[YOUR GOAL] Write out the records again, exactly, leaving none out.

[RECORDS FOR THE EXERCISE]

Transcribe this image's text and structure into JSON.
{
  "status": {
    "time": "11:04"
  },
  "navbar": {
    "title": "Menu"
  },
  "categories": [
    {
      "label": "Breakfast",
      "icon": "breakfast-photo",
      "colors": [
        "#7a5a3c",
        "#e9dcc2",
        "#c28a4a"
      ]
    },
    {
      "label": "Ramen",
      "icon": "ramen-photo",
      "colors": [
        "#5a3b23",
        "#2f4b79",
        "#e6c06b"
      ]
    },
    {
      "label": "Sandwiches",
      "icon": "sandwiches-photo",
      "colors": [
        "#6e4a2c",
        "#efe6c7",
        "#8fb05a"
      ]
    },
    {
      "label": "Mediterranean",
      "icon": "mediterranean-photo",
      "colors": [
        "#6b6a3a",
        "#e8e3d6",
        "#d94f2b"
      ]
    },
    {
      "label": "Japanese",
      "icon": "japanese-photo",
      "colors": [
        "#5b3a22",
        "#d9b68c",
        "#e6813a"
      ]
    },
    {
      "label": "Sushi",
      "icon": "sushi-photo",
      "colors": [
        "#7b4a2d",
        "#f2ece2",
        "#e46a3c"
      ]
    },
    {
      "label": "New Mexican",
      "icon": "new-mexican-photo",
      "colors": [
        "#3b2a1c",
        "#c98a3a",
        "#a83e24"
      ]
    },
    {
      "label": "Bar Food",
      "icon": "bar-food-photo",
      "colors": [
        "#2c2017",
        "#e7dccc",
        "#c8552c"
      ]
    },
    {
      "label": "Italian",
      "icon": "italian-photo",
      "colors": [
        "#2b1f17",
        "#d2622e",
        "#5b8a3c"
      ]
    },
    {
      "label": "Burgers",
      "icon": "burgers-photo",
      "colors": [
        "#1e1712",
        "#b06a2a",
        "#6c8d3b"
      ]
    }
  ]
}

[ANSWER TO THE PROBLEM]
Transcribe this image's text and structure into JSON.
{
  "status": {
    "time": "11:04"
  },
  "navbar": {
    "title": "Menu"
  },
  "categories": [
    {
      "label": "Breakfast",
      "icon": "breakfast-photo",
      "colors": [
        "#7a5a3c",
        "#e9dcc2",
        "#c28a4a"
      ]
    },
    {
      "label": "Ramen",
      "icon": "ramen-photo",
      "colors": [
        "#5a3b23",
        "#2f4b79",
        "#e6c06b"
      ]
    },
    {
      "label": "Sandwiches",
      "icon": "sandwiches-photo",
      "colors": [
        "#6e4a2c",
        "#efe6c7",
        "#8fb05a"
      ]
    },
    {
      "label": "Mediterranean",
      "icon": "mediterranean-photo",
      "colors": [
        "#6b6a3a",
        "#e8e3d6",
        "#d94f2b"
      ]
    },
    {
      "label": "Japanese",
      "icon": "japanese-photo",
      "colors": [
        "#5b3a22",
        "#d9b68c",
        "#e6813a"
      ]
    },
    {
      "label": "Sushi",
      "icon": "sushi-photo",
      "colors": [
        "#7b4a2d",
        "#f2ece2",
        "#e46a3c"
      ]
    },
    {
      "label": "New Mexican",
      "icon": "new-mexican-photo",
      "colors": [
        "#3b2a1c",
        "#c98a3a",
        "#a83e24"
      ]
    },
    {
      "label": "Bar Food",
      "icon": "bar-food-photo",
      "colors": [
        "#2c2017",
        "#e7dccc",
        "#c8552c"
      ]
    },
    {
      "label": "Italian",
      "icon": "italian-photo",
      "colors": [
        "#2b1f17",
        "#d2622e",
        "#5b8a3c"
      ]
    },
    {
      "label": "Burgers",
      "icon": "burgers-photo",
      "colors": [
        "#1e1712",
        "#b06a2a",
        "#6c8d3b"
      ]
    }
  ]
}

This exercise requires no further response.